**PROBLEM TO WORK ON**
Identify the lines in the data below that contain "Verrechnet" and give only how many there are.

___ DATA SHOWN ___

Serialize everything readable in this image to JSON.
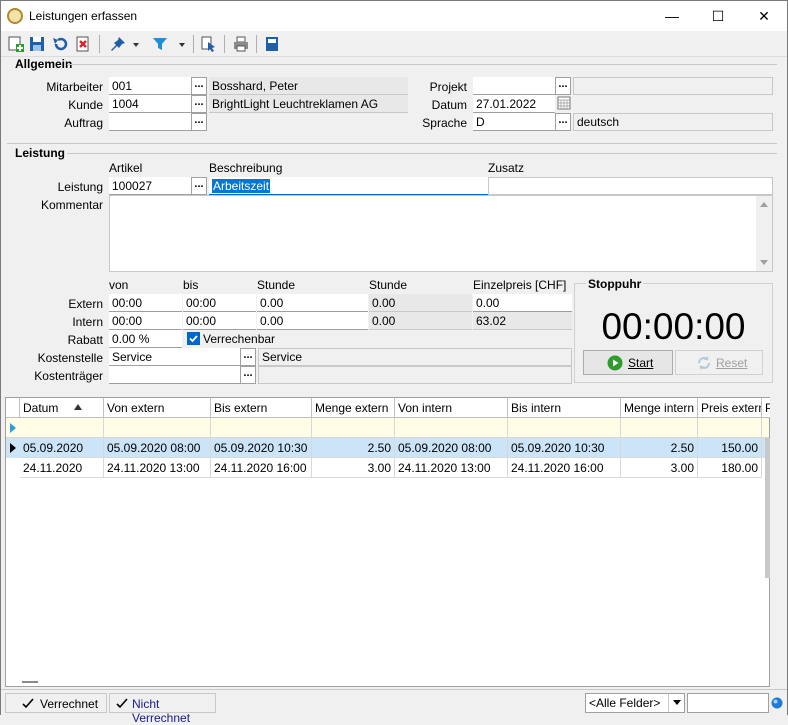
{
  "window": {
    "title": "Leistungen erfassen"
  },
  "allgemein": {
    "title": "Allgemein",
    "mitarbeiter_label": "Mitarbeiter",
    "mitarbeiter_value": "001",
    "mitarbeiter_name": "Bosshard, Peter",
    "kunde_label": "Kunde",
    "kunde_value": "1004",
    "kunde_name": "BrightLight Leuchtreklamen AG",
    "auftrag_label": "Auftrag",
    "auftrag_value": "",
    "projekt_label": "Projekt",
    "projekt_value": "",
    "datum_label": "Datum",
    "datum_value": "27.01.2022",
    "sprache_label": "Sprache",
    "sprache_value": "D",
    "sprache_name": "deutsch"
  },
  "leistung": {
    "title": "Leistung",
    "artikel_header": "Artikel",
    "beschreibung_header": "Beschreibung",
    "zusatz_header": "Zusatz",
    "leistung_label": "Leistung",
    "leistung_value": "100027",
    "beschreibung_value": "Arbeitszeit",
    "zusatz_value": "",
    "kommentar_label": "Kommentar",
    "col_von": "von",
    "col_bis": "bis",
    "col_stunde1": "Stunde",
    "col_stunde2": "Stunde",
    "col_einzelpreis": "Einzelpreis [CHF]",
    "extern_label": "Extern",
    "extern_von": "00:00",
    "extern_bis": "00:00",
    "extern_stunde": "0.00",
    "extern_stunde2": "0.00",
    "extern_preis": "0.00",
    "intern_label": "Intern",
    "intern_von": "00:00",
    "intern_bis": "00:00",
    "intern_stunde": "0.00",
    "intern_stunde2": "0.00",
    "intern_preis": "63.02",
    "rabatt_label": "Rabatt",
    "rabatt_value": "0.00 %",
    "verrechenbar_label": "Verrechenbar",
    "kostenstelle_label": "Kostenstelle",
    "kostenstelle_value": "Service",
    "kostenstelle_name": "Service",
    "kostentraeger_label": "Kostenträger",
    "kostentraeger_value": ""
  },
  "stoppuhr": {
    "title": "Stoppuhr",
    "time": "00:00:00",
    "start_label": "Start",
    "reset_label": "Reset"
  },
  "grid": {
    "headers": [
      "Datum",
      "Von extern",
      "Bis extern",
      "Menge extern",
      "Von intern",
      "Bis intern",
      "Menge intern",
      "Preis extern",
      "P"
    ],
    "rows": [
      [
        "05.09.2020",
        "05.09.2020  08:00",
        "05.09.2020  10:30",
        "2.50",
        "05.09.2020  08:00",
        "05.09.2020  10:30",
        "2.50",
        "150.00"
      ],
      [
        "24.11.2020",
        "24.11.2020  13:00",
        "24.11.2020  16:00",
        "3.00",
        "24.11.2020  13:00",
        "24.11.2020  16:00",
        "3.00",
        "180.00"
      ]
    ]
  },
  "statusbar": {
    "verrechnet": "Verrechnet",
    "nicht_verrechnet": "Nicht Verrechnet",
    "filter_value": "<Alle Felder>"
  },
  "colors": {
    "accent": "#0066cc",
    "selected_row": "#cce4f7",
    "start_green": "#2e9d2e"
  }
}
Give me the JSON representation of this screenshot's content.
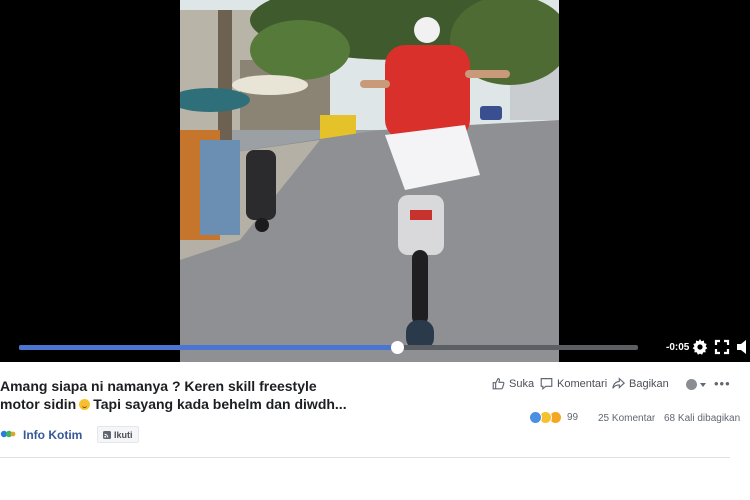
{
  "player": {
    "progress_percent": 61,
    "time_remaining": "-0:05",
    "controls": [
      "gear-icon",
      "fullscreen-icon",
      "volume-icon"
    ],
    "accent_color": "#4a76d1"
  },
  "post": {
    "caption_line1": "Amang siapa ni namanya ? Keren skill freestyle",
    "caption_line2_a": "motor sidin",
    "caption_line2_b": "Tapi sayang kada behelm dan diwdh...",
    "actions": {
      "like_label": "Suka",
      "comment_label": "Komentari",
      "share_label": "Bagikan"
    },
    "stats": {
      "reactions": "99",
      "comments": "25 Komentar",
      "shares": "68 Kali dibagikan"
    },
    "page": {
      "name": "Info Kotim",
      "follow_label": "Ikuti",
      "link_color": "#365899"
    }
  }
}
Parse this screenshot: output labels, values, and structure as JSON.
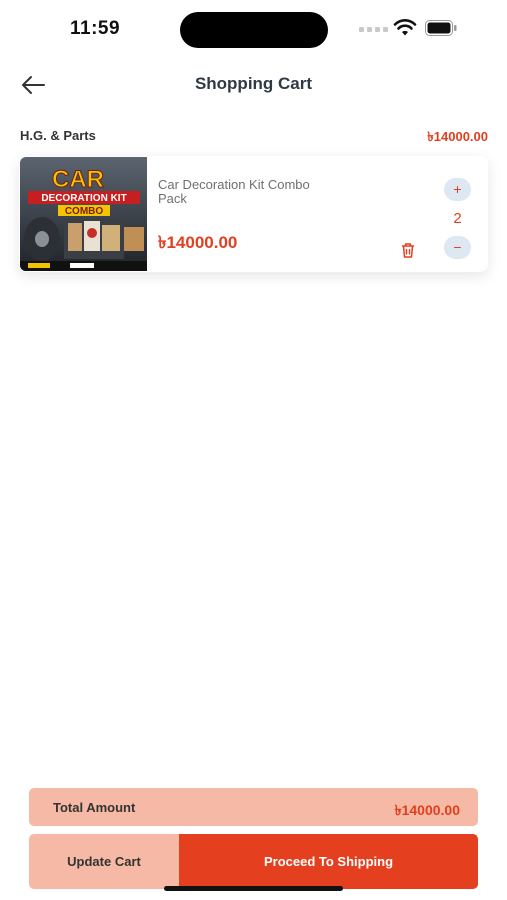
{
  "status_bar": {
    "time": "11:59"
  },
  "header": {
    "title": "Shopping Cart"
  },
  "seller": {
    "name": "H.G. & Parts",
    "subtotal": "৳14000.00"
  },
  "cart_items": [
    {
      "name": "Car Decoration Kit Combo Pack",
      "price": "৳14000.00",
      "quantity": "2",
      "image_text": {
        "line1": "CAR",
        "line2": "DECORATION KIT",
        "line3": "COMBO"
      }
    }
  ],
  "summary": {
    "total_label": "Total Amount",
    "total_value": "৳14000.00"
  },
  "actions": {
    "update_label": "Update Cart",
    "proceed_label": "Proceed To Shipping"
  },
  "colors": {
    "accent": "#e4401f",
    "accent_light": "#f6b9a5",
    "qty_button_bg": "#dde8f3"
  }
}
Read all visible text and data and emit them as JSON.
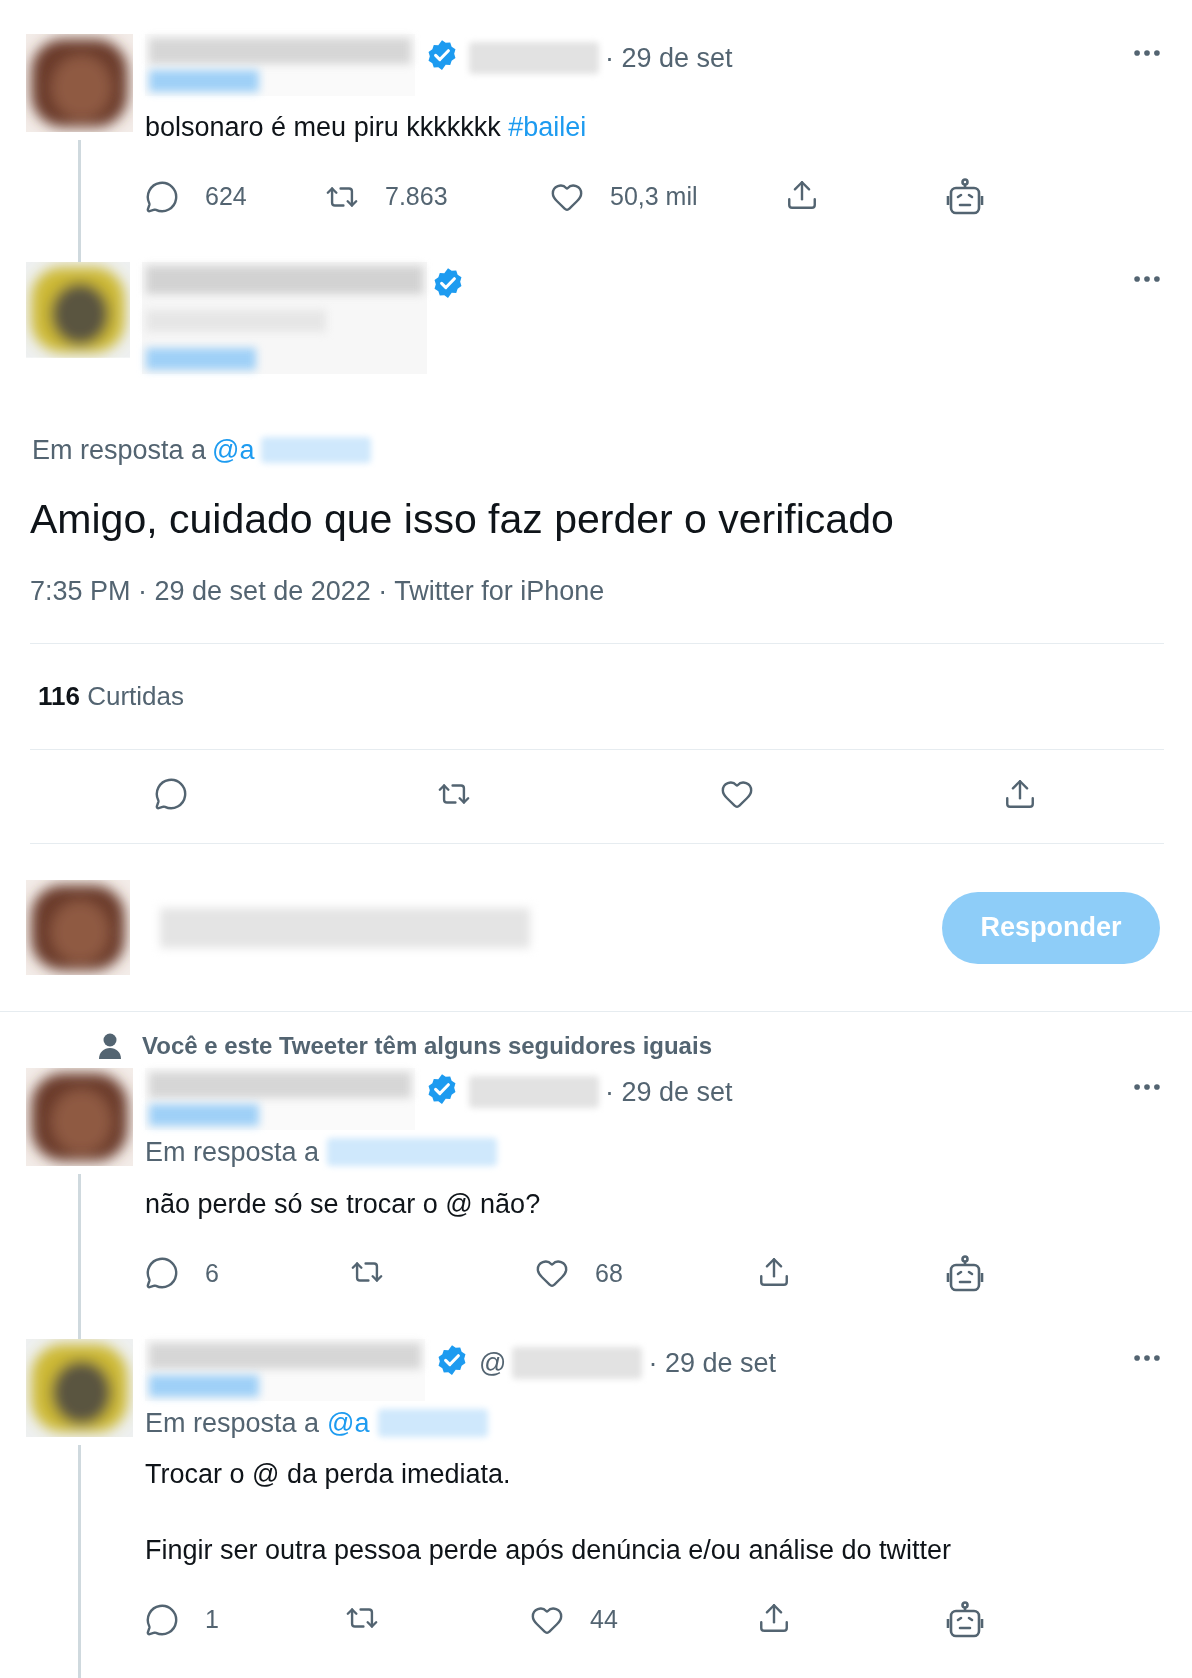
{
  "thread": [
    {
      "kind": "compact",
      "verified": true,
      "date": "· 29 de set",
      "text": "bolsonaro é meu piru kkkkkkk",
      "hashtag": "#bailei",
      "thread_line": true,
      "actions": [
        {
          "kind": "reply",
          "count": "624"
        },
        {
          "kind": "retweet",
          "count": "7.863"
        },
        {
          "kind": "like",
          "count": "50,3 mil"
        },
        {
          "kind": "share"
        },
        {
          "kind": "bot"
        }
      ]
    },
    {
      "kind": "main",
      "verified": true,
      "reply_to": "Em resposta a",
      "reply_handle": "@a",
      "text": "Amigo, cuidado que isso faz perder o verificado",
      "meta": "7:35 PM · 29 de set de 2022 · Twitter for iPhone",
      "likes_count": "116",
      "likes_label": "Curtidas",
      "actions": [
        {
          "kind": "reply"
        },
        {
          "kind": "retweet"
        },
        {
          "kind": "like"
        },
        {
          "kind": "share"
        }
      ]
    }
  ],
  "composer": {
    "button": "Responder",
    "disabled": true
  },
  "social_context": "Você e este Tweeter têm alguns seguidores iguais",
  "replies": [
    {
      "kind": "compact",
      "verified": true,
      "date": "· 29 de set",
      "reply_to": "Em resposta a",
      "text": "não perde só se trocar o @ não?",
      "thread_line": true,
      "actions": [
        {
          "kind": "reply",
          "count": "6"
        },
        {
          "kind": "retweet"
        },
        {
          "kind": "like",
          "count": "68"
        },
        {
          "kind": "share"
        },
        {
          "kind": "bot"
        }
      ]
    },
    {
      "kind": "compact",
      "verified": true,
      "handle_prefix": "@",
      "date": "· 29 de set",
      "reply_to": "Em resposta a",
      "reply_handle": "@a",
      "text": "Trocar o @ da perda imediata.",
      "text_2": "Fingir ser outra pessoa perde após denúncia e/ou análise do twitter",
      "thread_line": true,
      "actions": [
        {
          "kind": "reply",
          "count": "1"
        },
        {
          "kind": "retweet"
        },
        {
          "kind": "like",
          "count": "44"
        },
        {
          "kind": "share"
        },
        {
          "kind": "bot"
        }
      ]
    }
  ]
}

___

**EXERCISE RESULT**
2